Objective
Quote the lines from the line holding "What does this" to the very end of the listing, exactly, and no others.

Provided entries
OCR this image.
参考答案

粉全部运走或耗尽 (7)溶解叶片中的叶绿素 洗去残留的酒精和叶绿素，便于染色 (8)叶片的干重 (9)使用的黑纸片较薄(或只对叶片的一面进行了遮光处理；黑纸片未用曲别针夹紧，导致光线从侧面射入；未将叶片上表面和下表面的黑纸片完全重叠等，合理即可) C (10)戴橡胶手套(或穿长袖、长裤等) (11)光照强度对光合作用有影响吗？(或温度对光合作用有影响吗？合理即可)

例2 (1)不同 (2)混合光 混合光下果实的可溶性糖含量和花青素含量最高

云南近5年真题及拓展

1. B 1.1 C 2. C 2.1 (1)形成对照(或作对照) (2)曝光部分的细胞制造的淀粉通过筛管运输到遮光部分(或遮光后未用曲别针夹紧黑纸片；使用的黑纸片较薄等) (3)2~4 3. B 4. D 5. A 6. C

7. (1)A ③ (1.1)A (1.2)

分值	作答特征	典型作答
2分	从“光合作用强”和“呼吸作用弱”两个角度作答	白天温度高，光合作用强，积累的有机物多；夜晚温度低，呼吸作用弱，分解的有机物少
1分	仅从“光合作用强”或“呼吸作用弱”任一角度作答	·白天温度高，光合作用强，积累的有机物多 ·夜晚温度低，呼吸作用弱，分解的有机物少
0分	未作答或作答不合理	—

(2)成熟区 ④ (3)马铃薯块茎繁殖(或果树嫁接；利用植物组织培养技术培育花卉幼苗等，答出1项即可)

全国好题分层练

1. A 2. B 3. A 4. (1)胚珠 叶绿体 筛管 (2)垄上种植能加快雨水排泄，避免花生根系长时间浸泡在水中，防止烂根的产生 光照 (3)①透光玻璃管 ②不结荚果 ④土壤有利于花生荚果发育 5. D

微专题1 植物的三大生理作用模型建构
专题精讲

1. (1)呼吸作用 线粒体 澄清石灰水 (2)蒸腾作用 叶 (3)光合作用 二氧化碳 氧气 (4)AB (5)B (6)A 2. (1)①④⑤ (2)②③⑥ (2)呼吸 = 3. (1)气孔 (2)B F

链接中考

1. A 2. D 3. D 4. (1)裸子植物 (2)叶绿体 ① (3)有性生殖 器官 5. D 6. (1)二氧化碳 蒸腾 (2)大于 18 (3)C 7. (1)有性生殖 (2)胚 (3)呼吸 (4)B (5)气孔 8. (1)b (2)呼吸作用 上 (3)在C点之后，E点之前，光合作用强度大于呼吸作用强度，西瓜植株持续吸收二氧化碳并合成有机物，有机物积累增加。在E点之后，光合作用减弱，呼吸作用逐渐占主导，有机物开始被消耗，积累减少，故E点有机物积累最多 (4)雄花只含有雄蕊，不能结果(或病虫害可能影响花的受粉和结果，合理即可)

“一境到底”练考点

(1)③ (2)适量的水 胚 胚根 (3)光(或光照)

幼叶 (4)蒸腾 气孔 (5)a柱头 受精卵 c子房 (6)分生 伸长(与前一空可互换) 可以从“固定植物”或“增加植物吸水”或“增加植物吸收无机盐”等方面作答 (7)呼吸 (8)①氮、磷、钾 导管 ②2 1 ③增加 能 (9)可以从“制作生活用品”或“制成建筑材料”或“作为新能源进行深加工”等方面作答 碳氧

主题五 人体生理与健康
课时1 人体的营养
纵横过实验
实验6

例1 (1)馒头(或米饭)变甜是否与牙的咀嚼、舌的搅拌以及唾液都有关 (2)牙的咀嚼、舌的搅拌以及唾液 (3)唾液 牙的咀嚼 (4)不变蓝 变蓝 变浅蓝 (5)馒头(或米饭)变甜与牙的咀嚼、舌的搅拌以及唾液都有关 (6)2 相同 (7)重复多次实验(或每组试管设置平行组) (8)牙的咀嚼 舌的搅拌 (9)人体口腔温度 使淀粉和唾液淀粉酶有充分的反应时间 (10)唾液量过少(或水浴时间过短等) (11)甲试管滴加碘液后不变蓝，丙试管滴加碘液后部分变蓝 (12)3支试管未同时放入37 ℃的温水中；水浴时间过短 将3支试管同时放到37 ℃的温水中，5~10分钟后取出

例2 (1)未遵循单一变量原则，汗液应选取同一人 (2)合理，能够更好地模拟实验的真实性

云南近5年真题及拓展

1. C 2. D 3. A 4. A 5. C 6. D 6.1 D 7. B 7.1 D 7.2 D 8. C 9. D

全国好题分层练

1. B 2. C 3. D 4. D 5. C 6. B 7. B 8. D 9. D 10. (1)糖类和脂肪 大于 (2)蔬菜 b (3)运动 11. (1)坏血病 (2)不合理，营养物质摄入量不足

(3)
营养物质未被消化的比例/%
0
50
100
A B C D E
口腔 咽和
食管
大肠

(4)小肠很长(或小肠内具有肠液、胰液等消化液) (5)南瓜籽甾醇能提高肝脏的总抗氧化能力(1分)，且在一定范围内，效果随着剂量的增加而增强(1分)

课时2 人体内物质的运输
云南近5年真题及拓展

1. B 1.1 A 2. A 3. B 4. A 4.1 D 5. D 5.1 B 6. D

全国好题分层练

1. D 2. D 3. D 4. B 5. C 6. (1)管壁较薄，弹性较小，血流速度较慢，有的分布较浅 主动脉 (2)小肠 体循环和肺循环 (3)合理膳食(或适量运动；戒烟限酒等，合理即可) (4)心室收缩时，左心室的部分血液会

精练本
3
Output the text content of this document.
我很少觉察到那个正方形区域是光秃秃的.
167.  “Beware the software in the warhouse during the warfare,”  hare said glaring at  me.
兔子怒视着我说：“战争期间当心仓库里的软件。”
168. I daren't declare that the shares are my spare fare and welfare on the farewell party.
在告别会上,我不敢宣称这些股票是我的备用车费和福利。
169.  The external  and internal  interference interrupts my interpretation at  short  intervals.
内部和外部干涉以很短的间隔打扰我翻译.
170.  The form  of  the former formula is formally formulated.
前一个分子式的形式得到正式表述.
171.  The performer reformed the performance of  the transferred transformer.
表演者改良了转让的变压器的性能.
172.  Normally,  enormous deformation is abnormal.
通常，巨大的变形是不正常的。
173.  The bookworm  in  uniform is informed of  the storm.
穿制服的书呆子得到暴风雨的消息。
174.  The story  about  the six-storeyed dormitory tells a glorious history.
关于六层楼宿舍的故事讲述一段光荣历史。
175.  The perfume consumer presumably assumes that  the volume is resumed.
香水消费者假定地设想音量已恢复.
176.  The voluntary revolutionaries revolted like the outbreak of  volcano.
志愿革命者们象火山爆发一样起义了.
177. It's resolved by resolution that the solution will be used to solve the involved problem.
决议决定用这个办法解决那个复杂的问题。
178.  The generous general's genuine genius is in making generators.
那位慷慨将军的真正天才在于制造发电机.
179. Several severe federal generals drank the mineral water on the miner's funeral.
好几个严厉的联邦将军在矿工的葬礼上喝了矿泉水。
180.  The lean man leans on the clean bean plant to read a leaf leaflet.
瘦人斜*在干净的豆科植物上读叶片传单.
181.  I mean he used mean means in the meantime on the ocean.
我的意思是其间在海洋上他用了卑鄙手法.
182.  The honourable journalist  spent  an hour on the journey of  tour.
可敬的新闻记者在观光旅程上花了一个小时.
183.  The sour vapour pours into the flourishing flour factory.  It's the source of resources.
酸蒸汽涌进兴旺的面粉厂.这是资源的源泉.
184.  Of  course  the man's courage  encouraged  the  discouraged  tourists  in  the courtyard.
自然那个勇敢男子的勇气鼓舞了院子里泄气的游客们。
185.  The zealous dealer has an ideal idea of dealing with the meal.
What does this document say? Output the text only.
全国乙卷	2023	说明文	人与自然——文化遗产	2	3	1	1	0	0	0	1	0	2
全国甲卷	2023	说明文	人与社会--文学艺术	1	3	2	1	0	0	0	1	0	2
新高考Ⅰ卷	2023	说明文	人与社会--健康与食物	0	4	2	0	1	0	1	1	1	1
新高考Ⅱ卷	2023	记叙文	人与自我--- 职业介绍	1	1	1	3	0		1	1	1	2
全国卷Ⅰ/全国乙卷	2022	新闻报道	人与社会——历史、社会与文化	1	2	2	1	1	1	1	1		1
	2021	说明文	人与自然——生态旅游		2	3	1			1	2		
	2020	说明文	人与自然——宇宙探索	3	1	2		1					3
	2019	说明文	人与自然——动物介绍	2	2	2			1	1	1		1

Complete answer
What does this document say? Output the text only.
全国乙卷	2023	说明文	人与自然——文化遗产	2	3	1	1	0	0	0	1	0	2
全国甲卷	2023	说明文	人与社会--文学艺术	1	3	2	1	0	0	0	1	0	2
新高考Ⅰ卷	2023	说明文	人与社会--健康与食物	0	4	2	0	1	0	1	1	1	1
新高考Ⅱ卷	2023	记叙文	人与自我--- 职业介绍	1	1	1	3	0		1	1	1	2
全国卷Ⅰ/全国乙卷	2022	新闻报道	人与社会——历史、社会与文化	1	2	2	1	1	1	1	1		1
	2021	说明文	人与自然——生态旅游		2	3	1			1	2		
	2020	说明文	人与自然——宇宙探索	3	1	2		1					3
	2019	说明文	人与自然——动物介绍	2	2	2			1	1	1		1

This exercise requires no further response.